Listing »
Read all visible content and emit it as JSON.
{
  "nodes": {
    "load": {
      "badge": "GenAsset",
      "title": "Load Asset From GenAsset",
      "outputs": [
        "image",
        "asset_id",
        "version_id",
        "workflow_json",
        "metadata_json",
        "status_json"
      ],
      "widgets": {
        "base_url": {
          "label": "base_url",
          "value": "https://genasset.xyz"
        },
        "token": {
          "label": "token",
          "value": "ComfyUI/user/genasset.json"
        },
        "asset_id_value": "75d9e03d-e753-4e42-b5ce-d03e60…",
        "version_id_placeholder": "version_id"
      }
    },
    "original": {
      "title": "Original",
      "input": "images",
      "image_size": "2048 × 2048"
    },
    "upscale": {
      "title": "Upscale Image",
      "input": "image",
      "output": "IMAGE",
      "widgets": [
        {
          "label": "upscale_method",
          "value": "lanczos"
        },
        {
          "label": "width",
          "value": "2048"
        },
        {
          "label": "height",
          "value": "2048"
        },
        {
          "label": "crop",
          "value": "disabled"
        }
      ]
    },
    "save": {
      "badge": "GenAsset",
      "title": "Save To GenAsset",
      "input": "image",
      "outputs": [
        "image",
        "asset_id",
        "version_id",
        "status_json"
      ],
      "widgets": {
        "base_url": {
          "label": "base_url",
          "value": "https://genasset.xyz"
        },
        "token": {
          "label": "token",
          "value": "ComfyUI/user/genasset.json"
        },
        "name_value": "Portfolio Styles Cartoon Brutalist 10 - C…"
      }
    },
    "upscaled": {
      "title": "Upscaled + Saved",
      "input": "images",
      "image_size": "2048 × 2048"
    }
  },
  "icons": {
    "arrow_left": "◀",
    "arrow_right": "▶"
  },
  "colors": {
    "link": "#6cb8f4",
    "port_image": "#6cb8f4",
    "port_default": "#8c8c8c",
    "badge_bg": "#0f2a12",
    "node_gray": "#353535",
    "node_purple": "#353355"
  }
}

Goal of the exercise » Restate the data above word for word, please.

Reply »
Read all visible content and emit it as JSON.
{
  "nodes": {
    "load": {
      "badge": "GenAsset",
      "title": "Load Asset From GenAsset",
      "outputs": [
        "image",
        "asset_id",
        "version_id",
        "workflow_json",
        "metadata_json",
        "status_json"
      ],
      "widgets": {
        "base_url": {
          "label": "base_url",
          "value": "https://genasset.xyz"
        },
        "token": {
          "label": "token",
          "value": "ComfyUI/user/genasset.json"
        },
        "asset_id_value": "75d9e03d-e753-4e42-b5ce-d03e60…",
        "version_id_placeholder": "version_id"
      }
    },
    "original": {
      "title": "Original",
      "input": "images",
      "image_size": "2048 × 2048"
    },
    "upscale": {
      "title": "Upscale Image",
      "input": "image",
      "output": "IMAGE",
      "widgets": [
        {
          "label": "upscale_method",
          "value": "lanczos"
        },
        {
          "label": "width",
          "value": "2048"
        },
        {
          "label": "height",
          "value": "2048"
        },
        {
          "label": "crop",
          "value": "disabled"
        }
      ]
    },
    "save": {
      "badge": "GenAsset",
      "title": "Save To GenAsset",
      "input": "image",
      "outputs": [
        "image",
        "asset_id",
        "version_id",
        "status_json"
      ],
      "widgets": {
        "base_url": {
          "label": "base_url",
          "value": "https://genasset.xyz"
        },
        "token": {
          "label": "token",
          "value": "ComfyUI/user/genasset.json"
        },
        "name_value": "Portfolio Styles Cartoon Brutalist 10 - C…"
      }
    },
    "upscaled": {
      "title": "Upscaled + Saved",
      "input": "images",
      "image_size": "2048 × 2048"
    }
  },
  "icons": {
    "arrow_left": "◀",
    "arrow_right": "▶"
  },
  "colors": {
    "link": "#6cb8f4",
    "port_image": "#6cb8f4",
    "port_default": "#8c8c8c",
    "badge_bg": "#0f2a12",
    "node_gray": "#353535",
    "node_purple": "#353355"
  }
}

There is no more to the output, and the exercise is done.